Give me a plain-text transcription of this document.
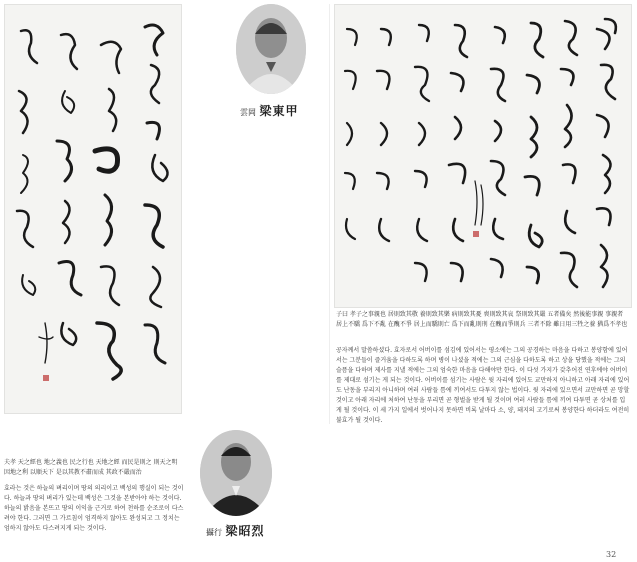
雲岡 梁東甲
攝行 梁昭烈
夫孝 天之經也 地之義也 民之行也 天地之經 而民是則之 則天之明 因地之利 以順天下 是以其教不肅而成 其政不嚴而治
효라는 것은 하늘의 벼리이며 땅의 의리이고 백성의 행실이 되는 것이다. 하늘과 땅의 벼리가 있는데 백성은 그것을 본받아야 하는 것이다. 하늘의 밝음을 본뜨고 땅의 이익을 근거로 하여 천하를 순조로이 다스려야 한다. 그러면 그 가르침이 엄격하지 않아도 완성되고 그 정치는 엄하지 않아도 다스려지게 되는 것이다.
子曰 孝子之事親也 居則致其敬 養則致其樂 病則致其憂 喪則致其哀 祭則致其嚴 五者備矣 然後能事親 事親者 居上不驕 爲下不亂 在醜不爭 居上而驕則亡 爲下而亂則刑 在醜而爭則兵 三者不除 雖日用三牲之養 猶爲不孝也
공자께서 말씀하셨다. 효자로서 어버이를 섬김에 있어서는 평소에는 그의 공경하는 마음을 다하고 봉양함에 있어서는 그분들이 즐거움을 다하도록 하며 병이 나셨을 적에는 그의 근심을 다하도록 하고 상을 당했을 적에는 그의 슬픔을 다하며 제사를 지낼 적에는 그의 엄숙한 마음을 다해야만 한다. 이 다섯 가지가 갖추어진 연후에야 어버이를 제대로 섬기는 게 되는 것이다. 어버이를 섬기는 사람은 윗 자리에 있어도 교만하지 아니하고 아래 자리에 있어도 난동을 부리지 아니하며 여러 사람들 틈에 끼여서도 다투지 않는 법이다. 윗 자리에 있으면서 교만하면 곧 망할 것이고 아래 자리에 처하여 난동을 부리면 곧 형벌을 받게 될 것이며 여러 사람들 틈에 끼여 다투면 곧 상처를 입게 될 것이다. 이 세 가지 일에서 벗어나지 못하면 비록 날마다 소, 양, 돼지의 고기로써 봉양한다 하더라도 여전히 불효가 될 것이다.
32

☆ ☆ ☆ ☆

WORK INSTRUCTIONS → Restate every record exactly, please; do not copy the pictures.

RESPONSE TO THIS EXERCISE →
Give me a plain-text transcription of this document.
雲岡 梁東甲
攝行 梁昭烈
夫孝 天之經也 地之義也 民之行也 天地之經 而民是則之 則天之明 因地之利 以順天下 是以其教不肅而成 其政不嚴而治
효라는 것은 하늘의 벼리이며 땅의 의리이고 백성의 행실이 되는 것이다. 하늘과 땅의 벼리가 있는데 백성은 그것을 본받아야 하는 것이다. 하늘의 밝음을 본뜨고 땅의 이익을 근거로 하여 천하를 순조로이 다스려야 한다. 그러면 그 가르침이 엄격하지 않아도 완성되고 그 정치는 엄하지 않아도 다스려지게 되는 것이다.
子曰 孝子之事親也 居則致其敬 養則致其樂 病則致其憂 喪則致其哀 祭則致其嚴 五者備矣 然後能事親 事親者 居上不驕 爲下不亂 在醜不爭 居上而驕則亡 爲下而亂則刑 在醜而爭則兵 三者不除 雖日用三牲之養 猶爲不孝也
공자께서 말씀하셨다. 효자로서 어버이를 섬김에 있어서는 평소에는 그의 공경하는 마음을 다하고 봉양함에 있어서는 그분들이 즐거움을 다하도록 하며 병이 나셨을 적에는 그의 근심을 다하도록 하고 상을 당했을 적에는 그의 슬픔을 다하며 제사를 지낼 적에는 그의 엄숙한 마음을 다해야만 한다. 이 다섯 가지가 갖추어진 연후에야 어버이를 제대로 섬기는 게 되는 것이다. 어버이를 섬기는 사람은 윗 자리에 있어도 교만하지 아니하고 아래 자리에 있어도 난동을 부리지 아니하며 여러 사람들 틈에 끼여서도 다투지 않는 법이다. 윗 자리에 있으면서 교만하면 곧 망할 것이고 아래 자리에 처하여 난동을 부리면 곧 형벌을 받게 될 것이며 여러 사람들 틈에 끼여 다투면 곧 상처를 입게 될 것이다. 이 세 가지 일에서 벗어나지 못하면 비록 날마다 소, 양, 돼지의 고기로써 봉양한다 하더라도 여전히 불효가 될 것이다.
32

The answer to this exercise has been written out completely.